• [YOUR TASK]: In the entries that follow, find the word "title" and report each line it is on.

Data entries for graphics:
● ● ● ●

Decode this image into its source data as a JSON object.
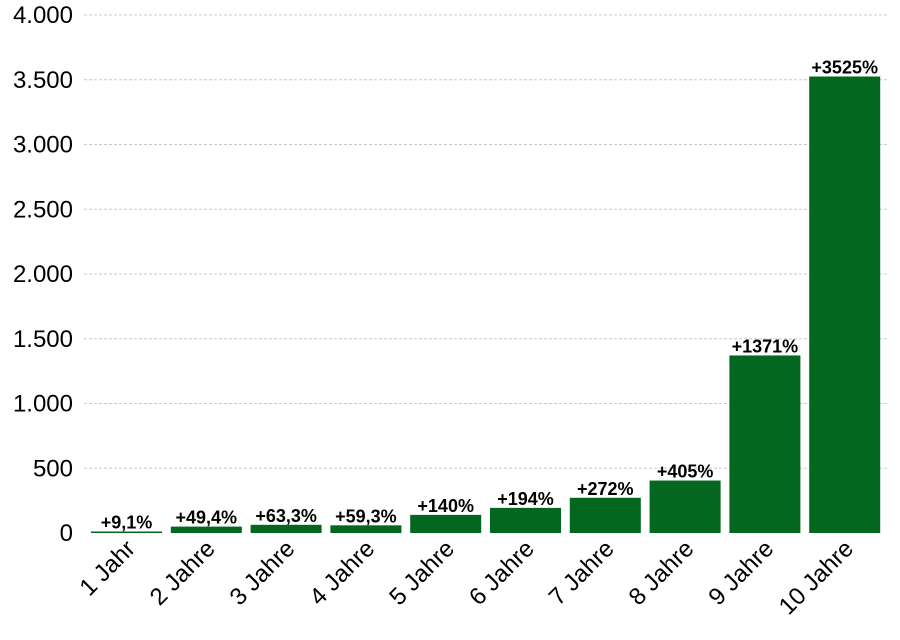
{
  "chart_data": {
    "type": "bar",
    "categories": [
      "1 Jahr",
      "2 Jahre",
      "3 Jahre",
      "4 Jahre",
      "5 Jahre",
      "6 Jahre",
      "7 Jahre",
      "8 Jahre",
      "9 Jahre",
      "10 Jahre"
    ],
    "values": [
      9.1,
      49.4,
      63.3,
      59.3,
      140,
      194,
      272,
      405,
      1371,
      3525
    ],
    "data_labels": [
      "+9,1%",
      "+49,4%",
      "+63,3%",
      "+59,3%",
      "+140%",
      "+194%",
      "+272%",
      "+405%",
      "+1371%",
      "+3525%"
    ],
    "yticks": [
      0,
      500,
      1000,
      1500,
      2000,
      2500,
      3000,
      3500,
      4000
    ],
    "ytick_labels": [
      "0",
      "500",
      "1.000",
      "1.500",
      "2.000",
      "2.500",
      "3.000",
      "3.500",
      "4.000"
    ],
    "ylim": [
      0,
      4000
    ],
    "grid": true,
    "legend": "none",
    "bar_color": "#036720",
    "title": "",
    "xlabel": "",
    "ylabel": ""
  }
}
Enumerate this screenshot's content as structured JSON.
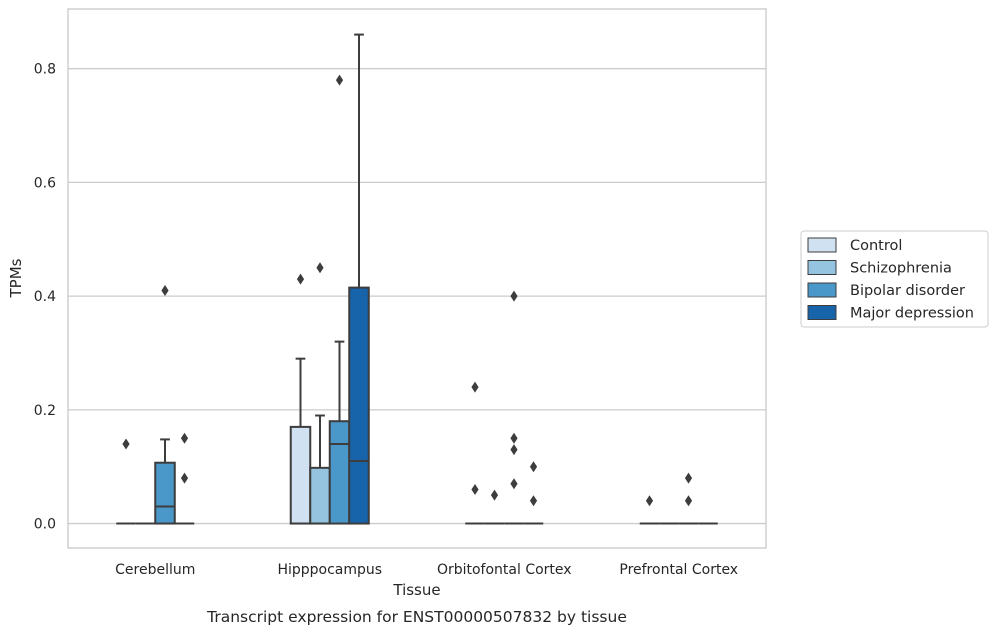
{
  "chart_data": {
    "type": "box",
    "caption": "Transcript expression for ENST00000507832 by tissue",
    "xlabel": "Tissue",
    "ylabel": "TPMs",
    "ylim": [
      -0.043,
      0.905
    ],
    "yticks": [
      0.0,
      0.2,
      0.4,
      0.6,
      0.8
    ],
    "ytick_labels": [
      "0.0",
      "0.2",
      "0.4",
      "0.6",
      "0.8"
    ],
    "grid": "horizontal",
    "legend_position": "right",
    "categories": [
      "Cerebellum",
      "Hipppocampus",
      "Orbitofontal Cortex",
      "Prefrontal Cortex"
    ],
    "series": [
      {
        "name": "Control",
        "color": "#d0e1f2",
        "boxes": [
          {
            "q1": 0.0,
            "median": 0.0,
            "q3": 0.0,
            "whislo": 0.0,
            "whishi": 0.0,
            "fliers": [
              0.14
            ]
          },
          {
            "q1": 0.0,
            "median": 0.0,
            "q3": 0.17,
            "whislo": 0.0,
            "whishi": 0.29,
            "fliers": [
              0.43
            ]
          },
          {
            "q1": 0.0,
            "median": 0.0,
            "q3": 0.0,
            "whislo": 0.0,
            "whishi": 0.0,
            "fliers": [
              0.24,
              0.06
            ]
          },
          {
            "q1": 0.0,
            "median": 0.0,
            "q3": 0.0,
            "whislo": 0.0,
            "whishi": 0.0,
            "fliers": [
              0.04
            ]
          }
        ]
      },
      {
        "name": "Schizophrenia",
        "color": "#94c4df",
        "boxes": [
          {
            "q1": 0.0,
            "median": 0.0,
            "q3": 0.0,
            "whislo": 0.0,
            "whishi": 0.0,
            "fliers": []
          },
          {
            "q1": 0.0,
            "median": 0.0,
            "q3": 0.098,
            "whislo": 0.0,
            "whishi": 0.19,
            "fliers": [
              0.45
            ]
          },
          {
            "q1": 0.0,
            "median": 0.0,
            "q3": 0.0,
            "whislo": 0.0,
            "whishi": 0.0,
            "fliers": [
              0.05
            ]
          },
          {
            "q1": 0.0,
            "median": 0.0,
            "q3": 0.0,
            "whislo": 0.0,
            "whishi": 0.0,
            "fliers": []
          }
        ]
      },
      {
        "name": "Bipolar disorder",
        "color": "#4a98c9",
        "boxes": [
          {
            "q1": 0.0,
            "median": 0.03,
            "q3": 0.107,
            "whislo": 0.0,
            "whishi": 0.148,
            "fliers": [
              0.41
            ]
          },
          {
            "q1": 0.0,
            "median": 0.14,
            "q3": 0.18,
            "whislo": 0.0,
            "whishi": 0.32,
            "fliers": [
              0.78
            ]
          },
          {
            "q1": 0.0,
            "median": 0.0,
            "q3": 0.0,
            "whislo": 0.0,
            "whishi": 0.0,
            "fliers": [
              0.4,
              0.15,
              0.13,
              0.07
            ]
          },
          {
            "q1": 0.0,
            "median": 0.0,
            "q3": 0.0,
            "whislo": 0.0,
            "whishi": 0.0,
            "fliers": [
              0.08,
              0.04
            ]
          }
        ]
      },
      {
        "name": "Major depression",
        "color": "#1764ab",
        "boxes": [
          {
            "q1": 0.0,
            "median": 0.0,
            "q3": 0.0,
            "whislo": 0.0,
            "whishi": 0.0,
            "fliers": [
              0.15,
              0.08
            ]
          },
          {
            "q1": 0.0,
            "median": 0.11,
            "q3": 0.415,
            "whislo": 0.0,
            "whishi": 0.86,
            "fliers": []
          },
          {
            "q1": 0.0,
            "median": 0.0,
            "q3": 0.0,
            "whislo": 0.0,
            "whishi": 0.0,
            "fliers": [
              0.1,
              0.04
            ]
          },
          {
            "q1": 0.0,
            "median": 0.0,
            "q3": 0.0,
            "whislo": 0.0,
            "whishi": 0.0,
            "fliers": []
          }
        ]
      }
    ]
  }
}
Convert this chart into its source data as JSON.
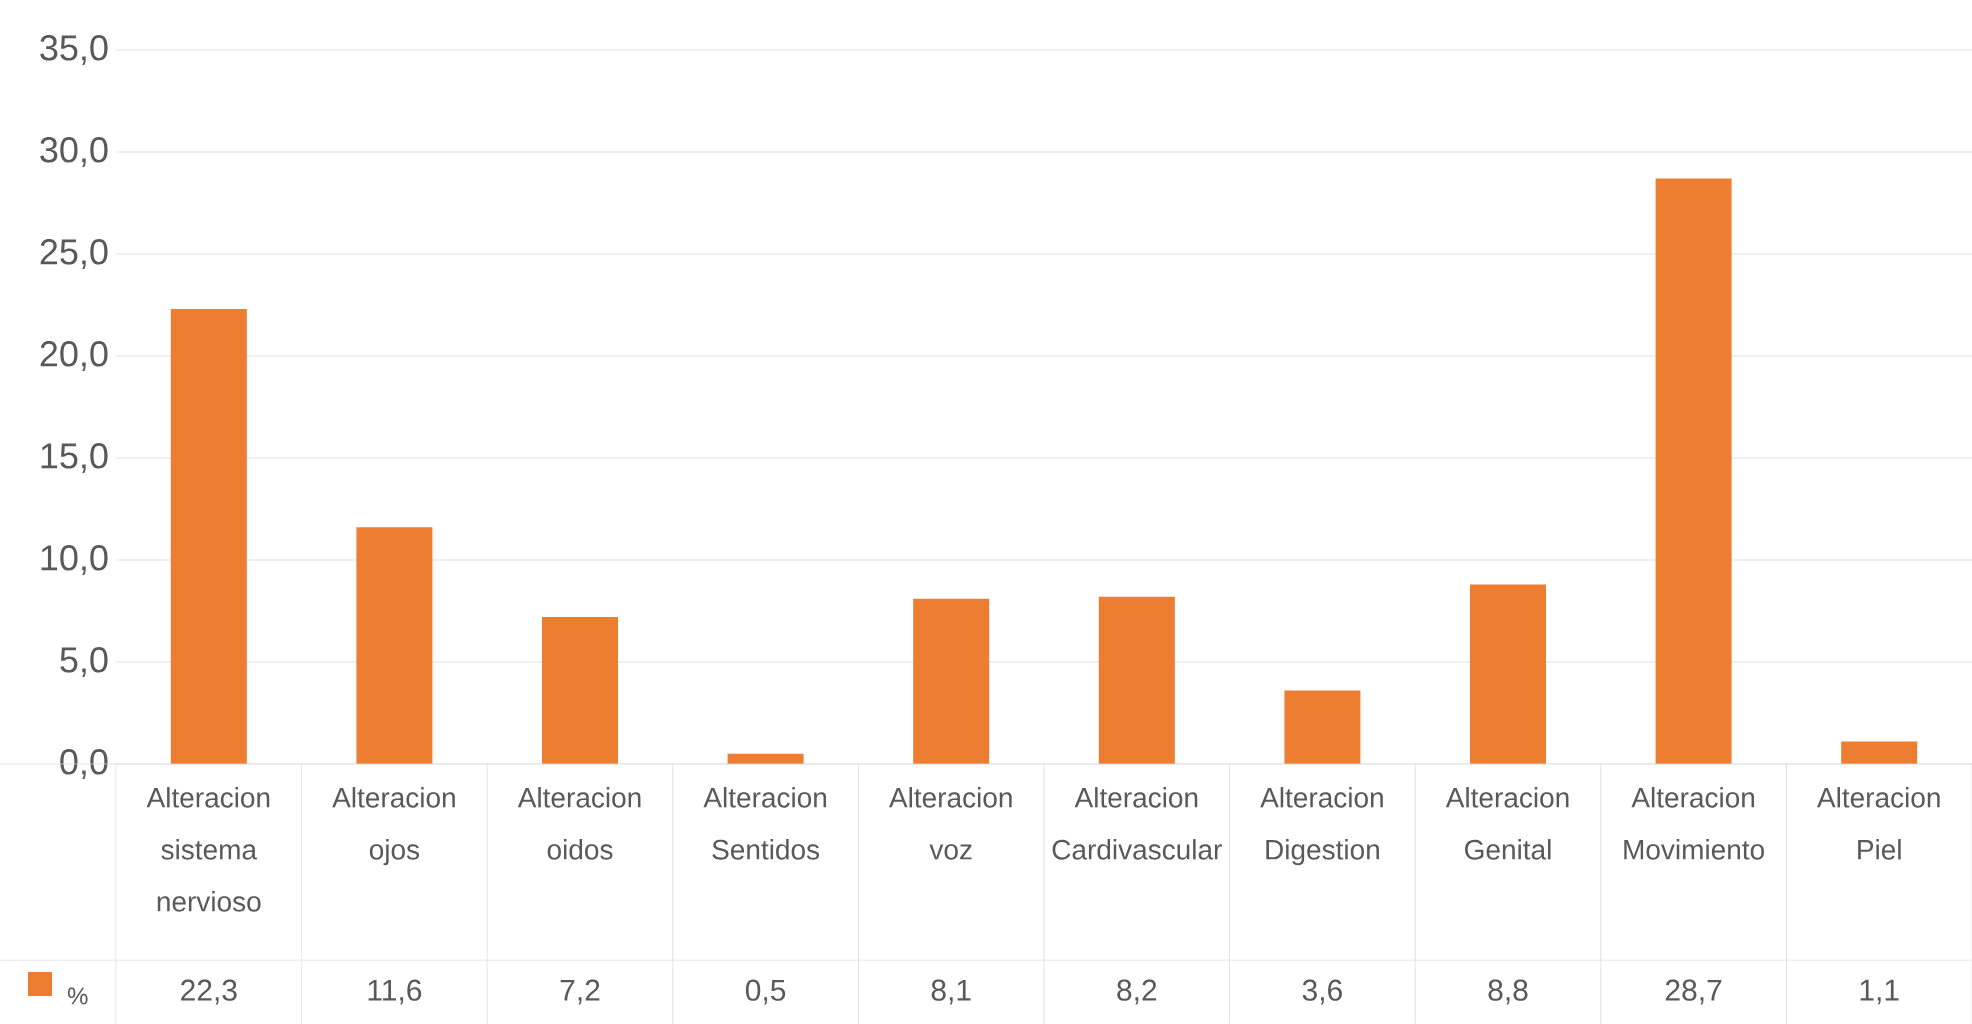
{
  "chart_data": {
    "type": "bar",
    "categories": [
      "Alteracion sistema nervioso",
      "Alteracion ojos",
      "Alteracion oidos",
      "Alteracion Sentidos",
      "Alteracion voz",
      "Alteracion Cardivascular",
      "Alteracion Digestion",
      "Alteracion Genital",
      "Alteracion Movimiento",
      "Alteracion Piel"
    ],
    "series": [
      {
        "name": "%",
        "color": "#ed7d31",
        "values": [
          22.3,
          11.6,
          7.2,
          0.5,
          8.1,
          8.2,
          3.6,
          8.8,
          28.7,
          1.1
        ],
        "value_labels": [
          "22,3",
          "11,6",
          "7,2",
          "0,5",
          "8,1",
          "8,2",
          "3,6",
          "8,8",
          "28,7",
          "1,1"
        ]
      }
    ],
    "ylim": [
      0,
      35
    ],
    "yticks": [
      {
        "value": 0,
        "label": "0,0"
      },
      {
        "value": 5,
        "label": "5,0"
      },
      {
        "value": 10,
        "label": "10,0"
      },
      {
        "value": 15,
        "label": "15,0"
      },
      {
        "value": 20,
        "label": "20,0"
      },
      {
        "value": 25,
        "label": "25,0"
      },
      {
        "value": 30,
        "label": "30,0"
      },
      {
        "value": 35,
        "label": "35,0"
      }
    ],
    "grid": "y",
    "legend": "bottom"
  }
}
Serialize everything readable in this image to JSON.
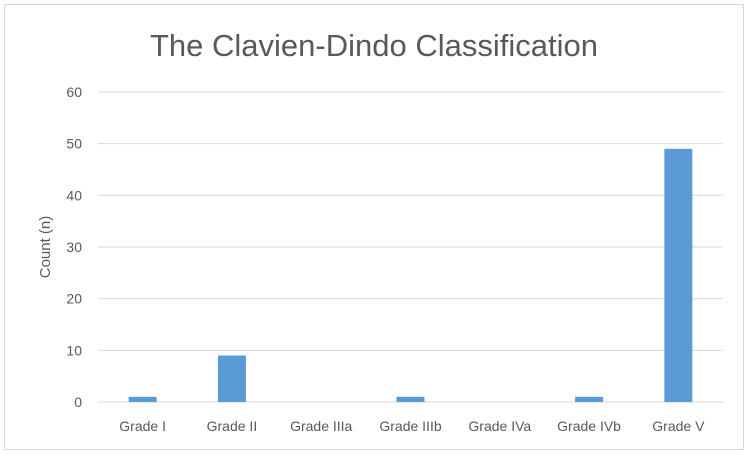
{
  "chart_data": {
    "type": "bar",
    "title": "The Clavien-Dindo Classification",
    "xlabel": "",
    "ylabel": "Count (n)",
    "categories": [
      "Grade I",
      "Grade II",
      "Grade IIIa",
      "Grade IIIb",
      "Grade IVa",
      "Grade IVb",
      "Grade V"
    ],
    "values": [
      1,
      9,
      0,
      1,
      0,
      1,
      49
    ],
    "ylim": [
      0,
      60
    ],
    "yticks": [
      0,
      10,
      20,
      30,
      40,
      50,
      60
    ],
    "grid": true,
    "legend": "none",
    "bar_color": "#5b9bd5",
    "grid_color": "#d9d9d9",
    "text_color": "#595959"
  }
}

● ● ● ●

• [SOLUTION]:
    "title": "",
    "title": "The Clavien-Dindo Classification",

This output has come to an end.